(Records from a data source)

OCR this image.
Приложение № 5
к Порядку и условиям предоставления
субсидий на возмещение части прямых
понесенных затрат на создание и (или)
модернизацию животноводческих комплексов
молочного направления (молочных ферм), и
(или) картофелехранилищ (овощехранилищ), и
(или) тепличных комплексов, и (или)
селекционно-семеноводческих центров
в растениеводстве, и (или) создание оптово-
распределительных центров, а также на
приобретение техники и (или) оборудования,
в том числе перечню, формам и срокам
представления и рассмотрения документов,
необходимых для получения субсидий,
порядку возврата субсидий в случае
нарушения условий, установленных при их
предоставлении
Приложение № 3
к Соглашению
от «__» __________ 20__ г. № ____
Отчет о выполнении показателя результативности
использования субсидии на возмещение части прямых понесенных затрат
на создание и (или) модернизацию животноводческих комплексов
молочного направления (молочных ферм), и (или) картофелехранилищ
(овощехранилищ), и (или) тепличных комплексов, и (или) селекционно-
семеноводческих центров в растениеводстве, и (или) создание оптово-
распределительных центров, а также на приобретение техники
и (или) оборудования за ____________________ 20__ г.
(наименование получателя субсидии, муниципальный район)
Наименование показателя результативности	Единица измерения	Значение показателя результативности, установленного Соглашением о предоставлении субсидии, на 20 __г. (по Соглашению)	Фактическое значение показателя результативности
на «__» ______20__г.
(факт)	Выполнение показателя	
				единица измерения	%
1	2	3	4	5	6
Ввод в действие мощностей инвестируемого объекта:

**What is needed**
Copy out each line of the data containing the string "возмещение".

**Expected answer**
субсидий на возмещение части прямых
использования субсидии на возмещение части прямых понесенных затрат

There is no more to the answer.